RECORD SET:
● ● ●

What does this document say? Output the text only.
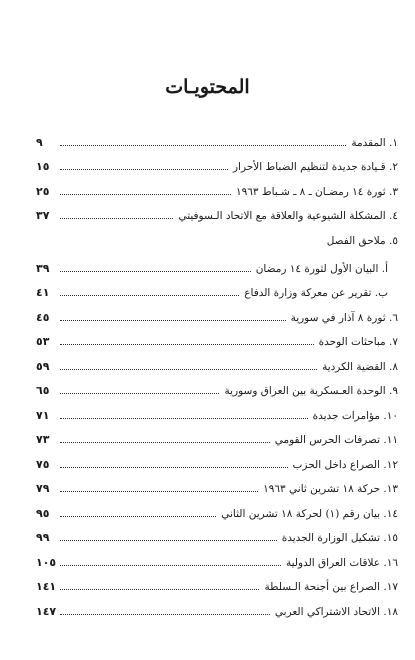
المحتويـات
١. المقدمة
٩
٢. قـيادة جديدة لتنظيم الضباط الأحرار
١٥
٣. ثورة ١٤ رمضـان ـ ٨ ـ شـباط ١٩٦٣
٢٥
٤. المشكلة الشيوعية والعلاقة مع الاتحاد الـسوفيتي
٣٧
٥. ملاحق الفصل
أ. البيان الأول لثورة ١٤ رمضان
٣٩
ب. تقرير عن معركة وزارة الدفاع
٤١
٦. ثورة ٨ آذار في سورية
٤٥
٧. مباحثات الوحدة
٥٣
٨. القضية الكردية
٥٩
٩. الوحدة العـسكرية بين العراق وسورية
٦٥
١٠. مؤامرات جديدة
٧١
١١. تصرفات الحرس القومي
٧٣
١٢. الصراع داخل الحزب
٧٥
١٣. حركة ١٨ تشرين ثاني ١٩٦٣
٧٩
١٤. بيان رقم (١) لحركة ١٨ تشرين الثاني
٩٥
١٥. تشكيل الوزارة الجديدة
٩٩
١٦. علاقات العراق الدولية
١٠٥
١٧. الصراع بين أجنحة الـسلطة
١٤١
١٨. الاتحاد الاشتراكي العربي
١٤٧
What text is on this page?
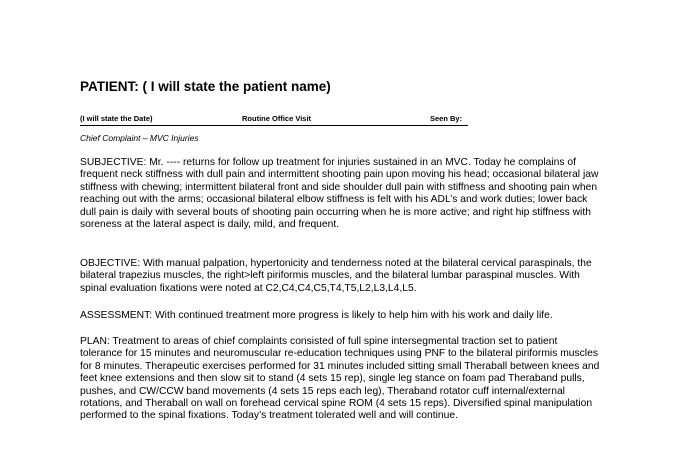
PATIENT: ( I will state the patient name)
(I will state the Date)	Routine Office Visit	Seen By:
Chief Complaint – MVC Injuries

SUBJECTIVE: Mr. ---- returns for follow up treatment for injuries sustained in an MVC. Today he complains of frequent neck stiffness with dull pain and intermittent shooting pain upon moving his head; occasional bilateral jaw stiffness with chewing; intermittent bilateral front and side shoulder dull pain with stiffness and shooting pain when reaching out with the arms; occasional bilateral elbow stiffness is felt with his ADL’s and work duties; lower back dull pain is daily with several bouts of shooting pain occurring when he is more active; and right hip stiffness with soreness at the lateral aspect is daily, mild, and frequent.

OBJECTIVE: With manual palpation, hypertonicity and tenderness noted at the bilateral cervical paraspinals, the bilateral trapezius muscles, the right>left piriformis muscles, and the bilateral lumbar paraspinal muscles. With spinal evaluation fixations were noted at C2,C4,C4,C5,T4,T5,L2,L3,L4,L5.

ASSESSMENT: With continued treatment more progress is likely to help him with his work and daily life.

PLAN: Treatment to areas of chief complaints consisted of full spine intersegmental traction set to patient tolerance for 15 minutes and neuromuscular re-education techniques using PNF to the bilateral piriformis muscles for 8 minutes. Therapeutic exercises performed for 31 minutes included sitting small Theraball between knees and feet knee extensions and then slow sit to stand (4 sets 15 rep), single leg stance on foam pad Theraband pulls, pushes, and CW/CCW band movements (4 sets 15 reps each leg), Theraband rotator cuff internal/external rotations, and Theraball on wall on forehead cervical spine ROM (4 sets 15 reps). Diversified spinal manipulation performed to the spinal fixations. Today’s treatment tolerated well and will continue.
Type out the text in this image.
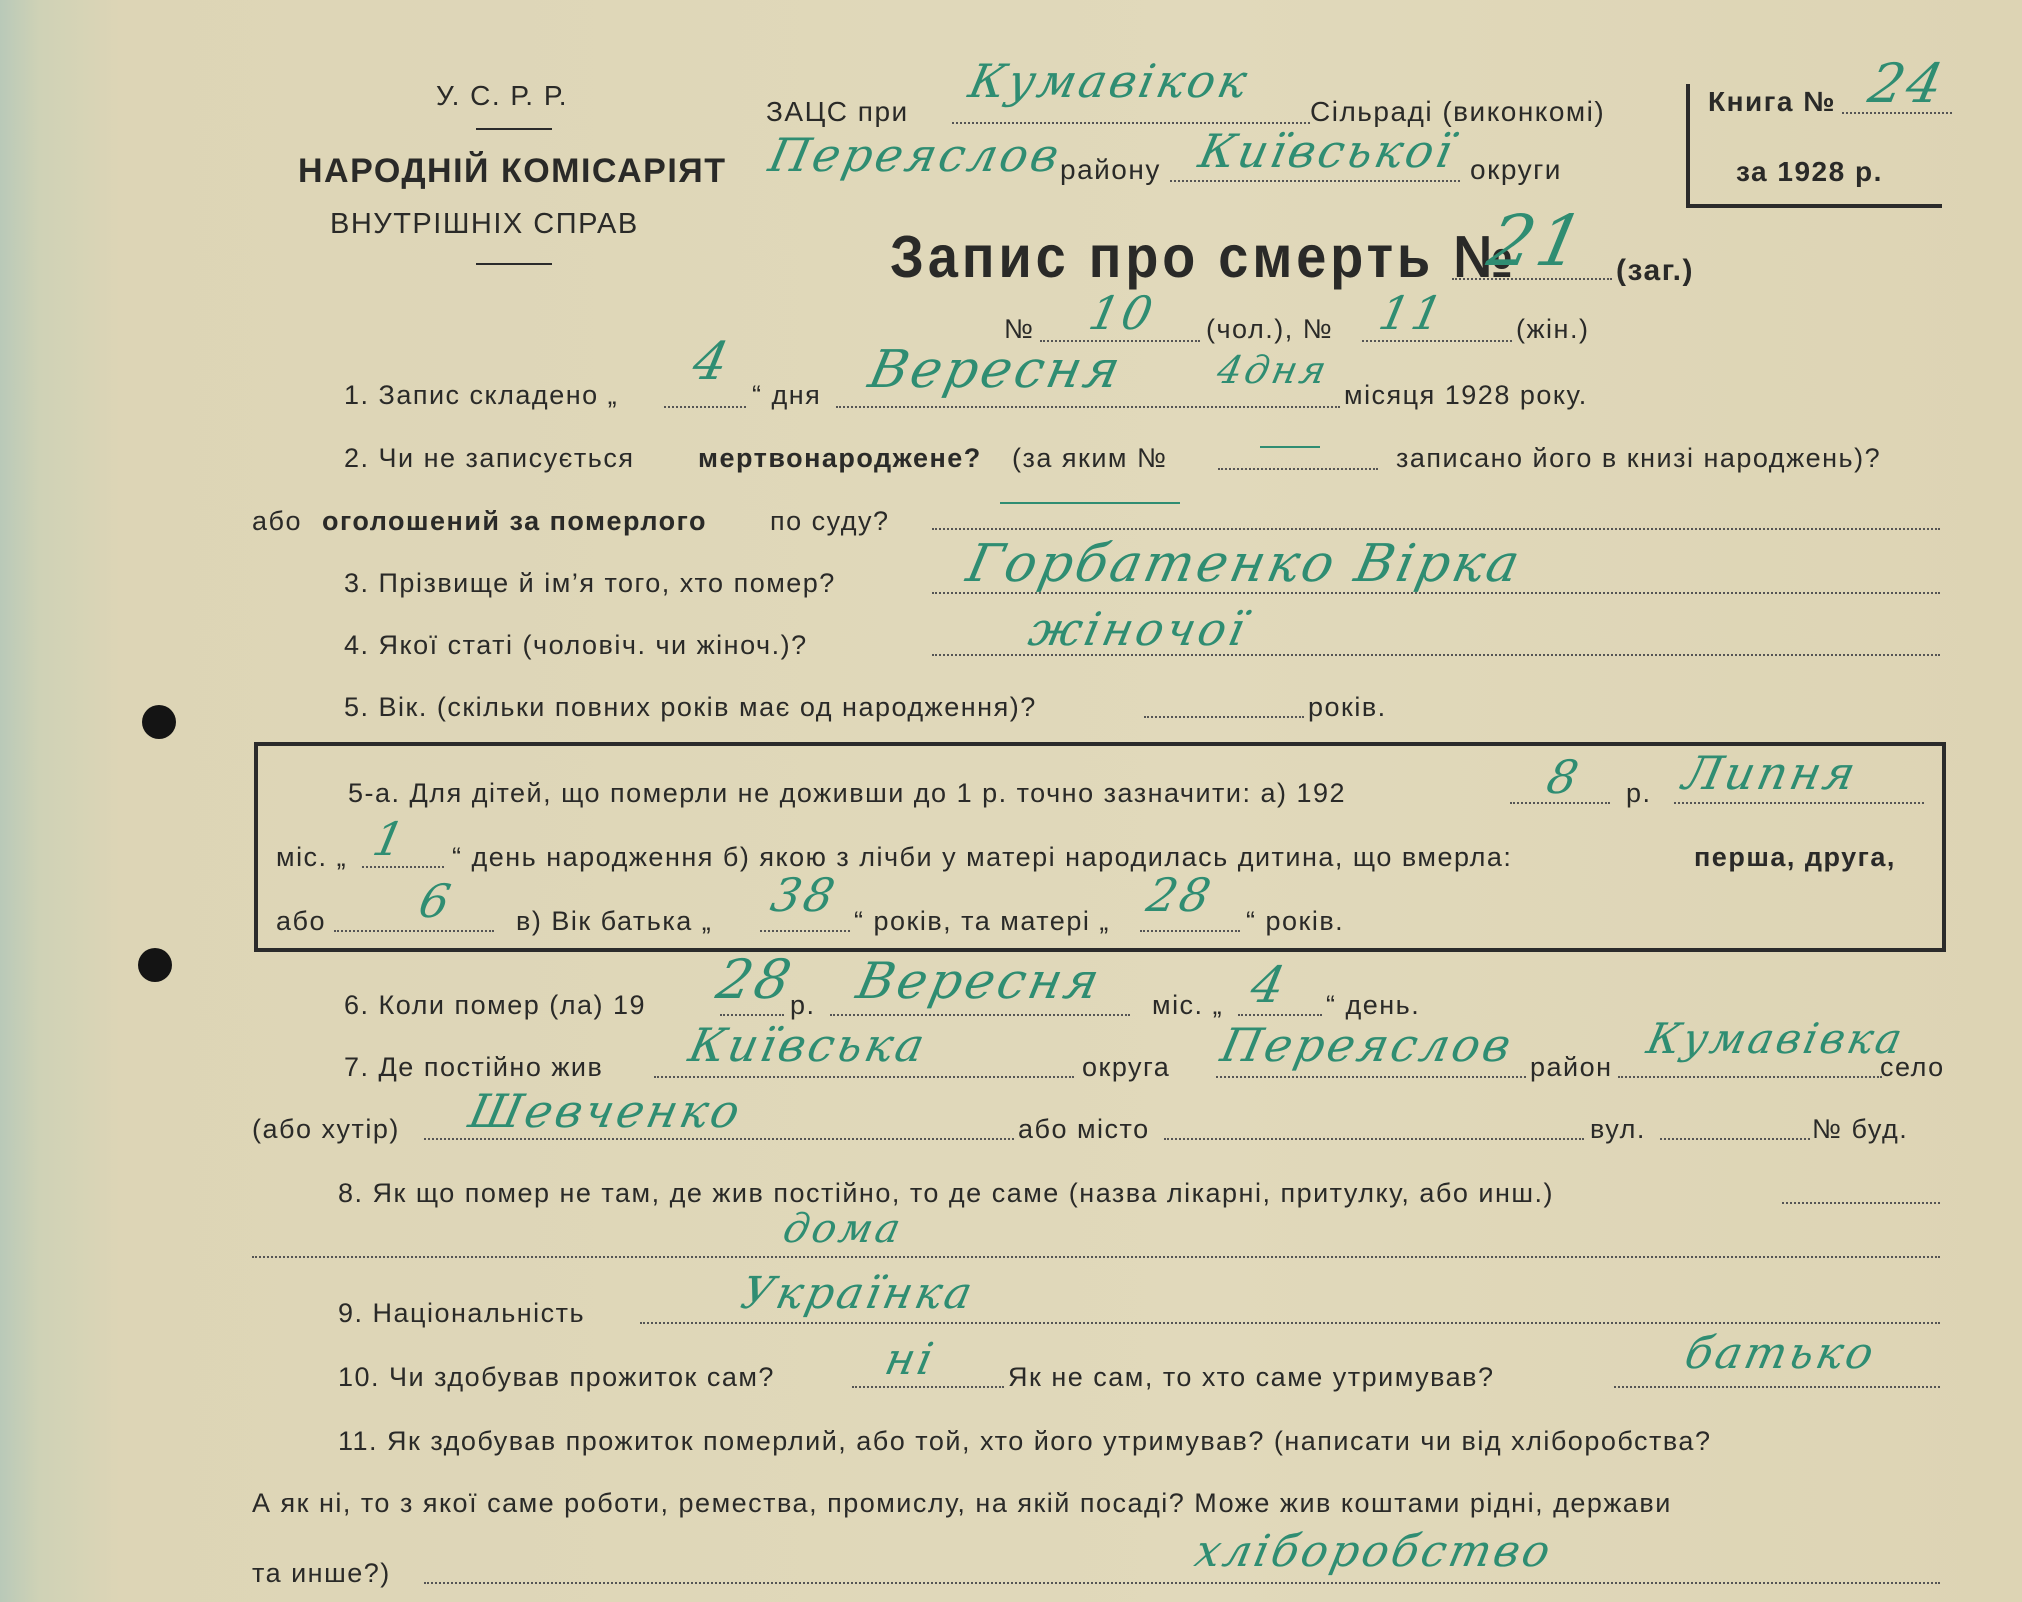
У. С. Р. Р.
НАРОДНІЙ КОМІСАРІЯТ
ВНУТРІШНІХ СПРАВ
ЗАЦС при
Кумaвiкoк
Сільраді (виконкомі)
Перeяcлoв
району Київcької округи
Книга № 24
за 1928 р.
Запис про смерть №
21 (заг.)
№ 10 (чол.), № 11 (жін.)
1. Запис складено „
4
“ дня Вересня 4дня
місяця 1928 року.
2. Чи не записується мертвонароджене? (за яким №	записано його в книзі народжень)?
або оголошений за померлого по суду?
3. Прізвище й ім’я того, хто помер? Горбатенко Вірка
4. Якої статі (чоловіч. чи жіноч.)?	жіночої
5. Вік. (скільки повних років має од народження)?	років.
5-а. Для дітей, що померли не доживши до 1 р. точно зазначити: а) 192	8 р. Липня
міс. „ 1 “ день народження б) якою з лічби у матері народилась дитина, що вмерла:	перша, друга,
або 6 в) Вік батька „ 38 “ років, та матері „ 28 “ років.
6. Коли помер (ла) 19 28
р. Вересня міс. „ 4 “ день.
7. Де постійно жив Київcька	округа Перeяcлoв район
Кумaвiвкa
село
(або хутір) Шевченко	або місто	вул.	№ буд.
8. Як що помер не там, де жив постійно, то де саме (назва лікарні, притулку, або инш.)
дома
9. Національність	Українка
10. Чи здобував прожиток сам? ні	Як не сам, то хто саме утримував?	батько
11. Як здобував прожиток померлий, або той, хто його утримував? (написати чи від хліборобства?
А як ні, то з якої саме роботи, ремества, промислу, на якій посаді? Може жив коштами рідні, держави
та инше?)	хліборобство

● ● ●

Where a line holds "bilateral", copy it out.

TASK ANSWER:
SUBJECTIVE: Mr. ---- returns for follow up treatment for injuries sustained in an MVC. Today he complains of frequent neck stiffness with dull pain and intermittent shooting pain upon moving his head; occasional bilateral jaw stiffness with chewing; intermittent bilateral front and side shoulder dull pain with stiffness and shooting pain when reaching out with the arms; occasional bilateral elbow stiffness is felt with his ADL’s and work duties; lower back dull pain is daily with several bouts of shooting pain occurring when he is more active; and right hip stiffness with soreness at the lateral aspect is daily, mild, and frequent.
OBJECTIVE: With manual palpation, hypertonicity and tenderness noted at the bilateral cervical paraspinals, the bilateral trapezius muscles, the right>left piriformis muscles, and the bilateral lumbar paraspinal muscles. With spinal evaluation fixations were noted at C2,C4,C4,C5,T4,T5,L2,L3,L4,L5.
PLAN: Treatment to areas of chief complaints consisted of full spine intersegmental traction set to patient tolerance for 15 minutes and neuromuscular re-education techniques using PNF to the bilateral piriformis muscles for 8 minutes. Therapeutic exercises performed for 31 minutes included sitting small Theraball between knees and feet knee extensions and then slow sit to stand (4 sets 15 rep), single leg stance on foam pad Theraband pulls, pushes, and CW/CCW band movements (4 sets 15 reps each leg), Theraband rotator cuff internal/external rotations, and Theraball on wall on forehead cervical spine ROM (4 sets 15 reps). Diversified spinal manipulation performed to the spinal fixations. Today’s treatment tolerated well and will continue.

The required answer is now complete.